Rows —
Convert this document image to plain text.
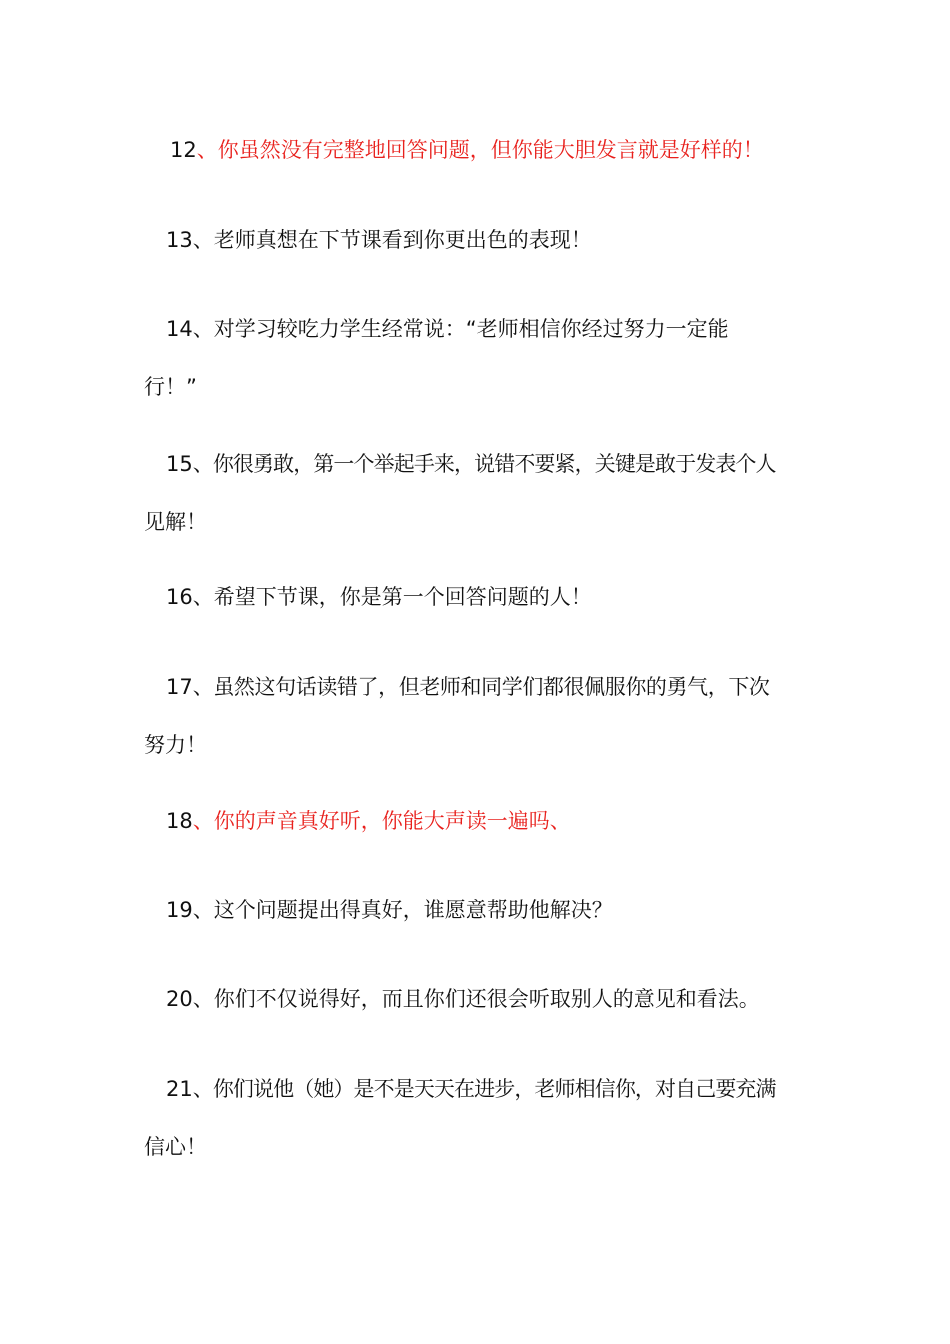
12、你虽然没有完整地回答问题，但你能大胆发言就是好样的！
13、老师真想在下节课看到你更出色的表现！
14、对学习较吃力学生经常说：“老师相信你经过努力一定能
行！”
15、你很勇敢，第一个举起手来，说错不要紧，关键是敢于发表个人
见解！
16、希望下节课，你是第一个回答问题的人！
17、虽然这句话读错了，但老师和同学们都很佩服你的勇气，下次
努力！
18、你的声音真好听，你能大声读一遍吗、
19、这个问题提出得真好，谁愿意帮助他解决？
20、你们不仅说得好，而且你们还很会听取别人的意见和看法。
21、你们说他（她）是不是天天在进步，老师相信你，对自己要充满
信心！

What the task asks — Print the full listing exactly, dropping the pictures.

Result of this exercise —
Convert this document image to plain text.
12、你虽然没有完整地回答问题，但你能大胆发言就是好样的！
13、老师真想在下节课看到你更出色的表现！
14、对学习较吃力学生经常说：“老师相信你经过努力一定能
行！”
15、你很勇敢，第一个举起手来，说错不要紧，关键是敢于发表个人
见解！
16、希望下节课，你是第一个回答问题的人！
17、虽然这句话读错了，但老师和同学们都很佩服你的勇气，下次
努力！
18、你的声音真好听，你能大声读一遍吗、
19、这个问题提出得真好，谁愿意帮助他解决？
20、你们不仅说得好，而且你们还很会听取别人的意见和看法。
21、你们说他（她）是不是天天在进步，老师相信你，对自己要充满
信心！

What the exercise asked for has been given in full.